─── RECORD SET

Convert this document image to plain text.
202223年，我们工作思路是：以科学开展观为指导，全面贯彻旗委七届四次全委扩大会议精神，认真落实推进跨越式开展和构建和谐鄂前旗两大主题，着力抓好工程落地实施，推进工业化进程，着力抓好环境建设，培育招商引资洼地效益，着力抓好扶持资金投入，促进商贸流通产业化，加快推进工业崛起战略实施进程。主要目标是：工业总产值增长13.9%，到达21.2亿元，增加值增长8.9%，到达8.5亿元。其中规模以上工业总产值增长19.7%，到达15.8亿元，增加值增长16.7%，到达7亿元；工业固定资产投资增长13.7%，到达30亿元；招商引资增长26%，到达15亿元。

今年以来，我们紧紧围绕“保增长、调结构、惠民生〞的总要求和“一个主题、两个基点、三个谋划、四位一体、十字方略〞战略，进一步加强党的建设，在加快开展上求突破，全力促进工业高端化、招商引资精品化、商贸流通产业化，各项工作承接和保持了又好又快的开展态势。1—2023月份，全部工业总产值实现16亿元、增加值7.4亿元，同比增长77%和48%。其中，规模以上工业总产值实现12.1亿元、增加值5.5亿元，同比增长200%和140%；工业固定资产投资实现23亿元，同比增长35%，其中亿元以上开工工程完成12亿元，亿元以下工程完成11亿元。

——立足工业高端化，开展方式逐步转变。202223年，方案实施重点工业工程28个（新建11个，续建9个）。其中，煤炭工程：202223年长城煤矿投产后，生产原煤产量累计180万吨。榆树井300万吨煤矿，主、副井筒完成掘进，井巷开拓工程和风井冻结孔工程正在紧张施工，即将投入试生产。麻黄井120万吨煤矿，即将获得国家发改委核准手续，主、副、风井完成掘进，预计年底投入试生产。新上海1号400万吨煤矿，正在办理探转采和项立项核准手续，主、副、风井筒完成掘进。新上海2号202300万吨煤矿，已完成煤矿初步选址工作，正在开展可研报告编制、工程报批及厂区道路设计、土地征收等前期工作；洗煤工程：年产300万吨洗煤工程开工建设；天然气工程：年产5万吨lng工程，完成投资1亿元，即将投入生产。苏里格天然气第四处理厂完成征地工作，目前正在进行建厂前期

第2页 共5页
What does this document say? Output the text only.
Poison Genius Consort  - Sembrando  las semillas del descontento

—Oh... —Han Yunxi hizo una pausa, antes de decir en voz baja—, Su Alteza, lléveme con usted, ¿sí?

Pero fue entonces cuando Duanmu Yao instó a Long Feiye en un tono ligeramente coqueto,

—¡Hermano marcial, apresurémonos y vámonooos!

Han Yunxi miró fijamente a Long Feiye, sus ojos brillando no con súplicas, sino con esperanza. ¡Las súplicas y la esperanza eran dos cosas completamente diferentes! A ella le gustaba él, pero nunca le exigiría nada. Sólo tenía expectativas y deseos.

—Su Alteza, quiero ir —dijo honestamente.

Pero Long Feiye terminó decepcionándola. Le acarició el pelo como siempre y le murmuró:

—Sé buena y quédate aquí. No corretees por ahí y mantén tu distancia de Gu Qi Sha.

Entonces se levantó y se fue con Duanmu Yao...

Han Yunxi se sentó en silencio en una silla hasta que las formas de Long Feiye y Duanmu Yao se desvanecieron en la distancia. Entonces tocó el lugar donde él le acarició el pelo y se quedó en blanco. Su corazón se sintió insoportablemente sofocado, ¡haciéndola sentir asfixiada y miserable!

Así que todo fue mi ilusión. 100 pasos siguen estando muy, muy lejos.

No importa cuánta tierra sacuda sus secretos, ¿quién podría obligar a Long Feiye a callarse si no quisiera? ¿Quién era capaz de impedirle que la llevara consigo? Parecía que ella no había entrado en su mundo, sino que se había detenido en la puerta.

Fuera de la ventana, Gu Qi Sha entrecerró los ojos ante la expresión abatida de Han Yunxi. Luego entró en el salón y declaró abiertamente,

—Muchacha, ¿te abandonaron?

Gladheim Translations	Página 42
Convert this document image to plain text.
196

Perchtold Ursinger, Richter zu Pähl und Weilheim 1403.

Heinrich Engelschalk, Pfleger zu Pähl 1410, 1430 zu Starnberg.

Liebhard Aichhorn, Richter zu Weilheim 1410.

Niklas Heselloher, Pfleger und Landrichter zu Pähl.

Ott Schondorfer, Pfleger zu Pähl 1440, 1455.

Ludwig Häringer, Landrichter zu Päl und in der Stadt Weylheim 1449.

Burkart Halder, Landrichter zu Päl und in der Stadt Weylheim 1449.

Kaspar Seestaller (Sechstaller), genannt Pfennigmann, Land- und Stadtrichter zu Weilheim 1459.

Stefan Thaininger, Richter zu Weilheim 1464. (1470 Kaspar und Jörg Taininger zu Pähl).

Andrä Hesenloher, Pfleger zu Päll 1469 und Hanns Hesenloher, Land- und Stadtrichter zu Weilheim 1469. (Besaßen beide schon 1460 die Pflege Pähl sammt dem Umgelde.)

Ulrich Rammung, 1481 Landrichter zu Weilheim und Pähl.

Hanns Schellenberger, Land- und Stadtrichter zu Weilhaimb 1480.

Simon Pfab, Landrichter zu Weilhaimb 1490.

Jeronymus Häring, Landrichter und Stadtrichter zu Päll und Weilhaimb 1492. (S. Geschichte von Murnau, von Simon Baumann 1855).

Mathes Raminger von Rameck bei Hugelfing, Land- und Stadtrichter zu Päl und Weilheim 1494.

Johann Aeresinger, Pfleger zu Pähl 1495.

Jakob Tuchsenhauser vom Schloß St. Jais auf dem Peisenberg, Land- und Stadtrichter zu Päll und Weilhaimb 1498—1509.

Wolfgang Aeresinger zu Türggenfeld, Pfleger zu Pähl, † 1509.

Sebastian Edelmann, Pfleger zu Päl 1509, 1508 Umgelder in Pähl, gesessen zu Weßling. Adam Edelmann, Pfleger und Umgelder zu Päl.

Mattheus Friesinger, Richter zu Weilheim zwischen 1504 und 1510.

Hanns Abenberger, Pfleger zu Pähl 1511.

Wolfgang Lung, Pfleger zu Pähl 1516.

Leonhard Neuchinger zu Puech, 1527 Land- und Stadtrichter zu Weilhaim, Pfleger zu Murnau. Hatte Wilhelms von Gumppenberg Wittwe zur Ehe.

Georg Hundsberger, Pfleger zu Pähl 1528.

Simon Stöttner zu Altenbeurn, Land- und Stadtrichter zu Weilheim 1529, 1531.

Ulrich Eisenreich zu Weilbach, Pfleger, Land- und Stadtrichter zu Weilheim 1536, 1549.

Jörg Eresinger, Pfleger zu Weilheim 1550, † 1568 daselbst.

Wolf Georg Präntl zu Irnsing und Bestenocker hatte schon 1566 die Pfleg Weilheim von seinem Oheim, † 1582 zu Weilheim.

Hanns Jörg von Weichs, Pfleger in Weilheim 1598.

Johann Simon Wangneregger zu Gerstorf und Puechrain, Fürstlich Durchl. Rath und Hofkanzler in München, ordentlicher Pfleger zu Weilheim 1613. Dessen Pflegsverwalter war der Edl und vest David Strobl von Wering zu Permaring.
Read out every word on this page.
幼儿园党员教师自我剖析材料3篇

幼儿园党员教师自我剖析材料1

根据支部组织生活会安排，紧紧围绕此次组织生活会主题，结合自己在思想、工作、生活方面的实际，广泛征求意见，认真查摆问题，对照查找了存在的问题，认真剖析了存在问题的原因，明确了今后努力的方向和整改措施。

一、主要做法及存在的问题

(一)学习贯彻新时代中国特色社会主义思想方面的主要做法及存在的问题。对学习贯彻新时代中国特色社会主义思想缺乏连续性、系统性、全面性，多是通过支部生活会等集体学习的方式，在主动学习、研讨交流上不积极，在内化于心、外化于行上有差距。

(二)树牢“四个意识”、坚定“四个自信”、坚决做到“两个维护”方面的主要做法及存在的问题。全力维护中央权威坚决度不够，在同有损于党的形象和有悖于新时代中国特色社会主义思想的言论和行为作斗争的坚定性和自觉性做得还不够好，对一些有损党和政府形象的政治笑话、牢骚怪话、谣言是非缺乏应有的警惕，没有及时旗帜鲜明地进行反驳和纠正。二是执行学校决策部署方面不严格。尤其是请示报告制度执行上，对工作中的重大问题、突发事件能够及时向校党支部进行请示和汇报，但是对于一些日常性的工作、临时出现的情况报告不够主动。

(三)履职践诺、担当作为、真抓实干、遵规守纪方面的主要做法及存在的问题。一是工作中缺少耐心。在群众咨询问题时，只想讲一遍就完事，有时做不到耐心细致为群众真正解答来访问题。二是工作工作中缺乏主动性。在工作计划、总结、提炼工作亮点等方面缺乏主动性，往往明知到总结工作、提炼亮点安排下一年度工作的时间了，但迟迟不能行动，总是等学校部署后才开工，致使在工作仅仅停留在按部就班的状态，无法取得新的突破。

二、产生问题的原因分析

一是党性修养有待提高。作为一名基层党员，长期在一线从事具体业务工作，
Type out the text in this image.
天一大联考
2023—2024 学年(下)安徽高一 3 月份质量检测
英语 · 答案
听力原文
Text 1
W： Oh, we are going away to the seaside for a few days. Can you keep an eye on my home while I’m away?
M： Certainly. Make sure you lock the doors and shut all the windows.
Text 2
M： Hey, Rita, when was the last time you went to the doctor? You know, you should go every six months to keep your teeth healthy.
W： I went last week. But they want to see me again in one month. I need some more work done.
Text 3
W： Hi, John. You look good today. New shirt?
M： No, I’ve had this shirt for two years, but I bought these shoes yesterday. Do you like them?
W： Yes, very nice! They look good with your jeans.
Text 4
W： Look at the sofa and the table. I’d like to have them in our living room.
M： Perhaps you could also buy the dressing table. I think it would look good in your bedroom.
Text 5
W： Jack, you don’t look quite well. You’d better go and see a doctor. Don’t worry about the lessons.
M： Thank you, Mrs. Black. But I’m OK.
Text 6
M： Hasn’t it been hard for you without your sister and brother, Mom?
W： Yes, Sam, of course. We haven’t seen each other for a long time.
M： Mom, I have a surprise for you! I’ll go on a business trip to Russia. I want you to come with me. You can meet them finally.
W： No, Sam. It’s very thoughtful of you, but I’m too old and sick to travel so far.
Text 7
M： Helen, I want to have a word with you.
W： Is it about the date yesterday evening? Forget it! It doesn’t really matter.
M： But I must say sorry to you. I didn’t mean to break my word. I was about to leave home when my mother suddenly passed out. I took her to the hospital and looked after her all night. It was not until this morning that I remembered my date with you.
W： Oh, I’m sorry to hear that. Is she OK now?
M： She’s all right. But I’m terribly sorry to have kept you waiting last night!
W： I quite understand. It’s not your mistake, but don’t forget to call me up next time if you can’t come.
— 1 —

──────

• STATED EXERCISE
Using the data above, copy each line that contains "when".

• ANSWER TO THIS EXERCISE
M： Hey, Rita, when was the last time you went to the doctor? You know, you should go every six months to keep your teeth healthy.
M： But I must say sorry to you. I didn’t mean to break my word. I was about to leave home when my mother suddenly passed out. I took her to the hospital and looked after her all night. It was not until this morning that I remembered my date with you.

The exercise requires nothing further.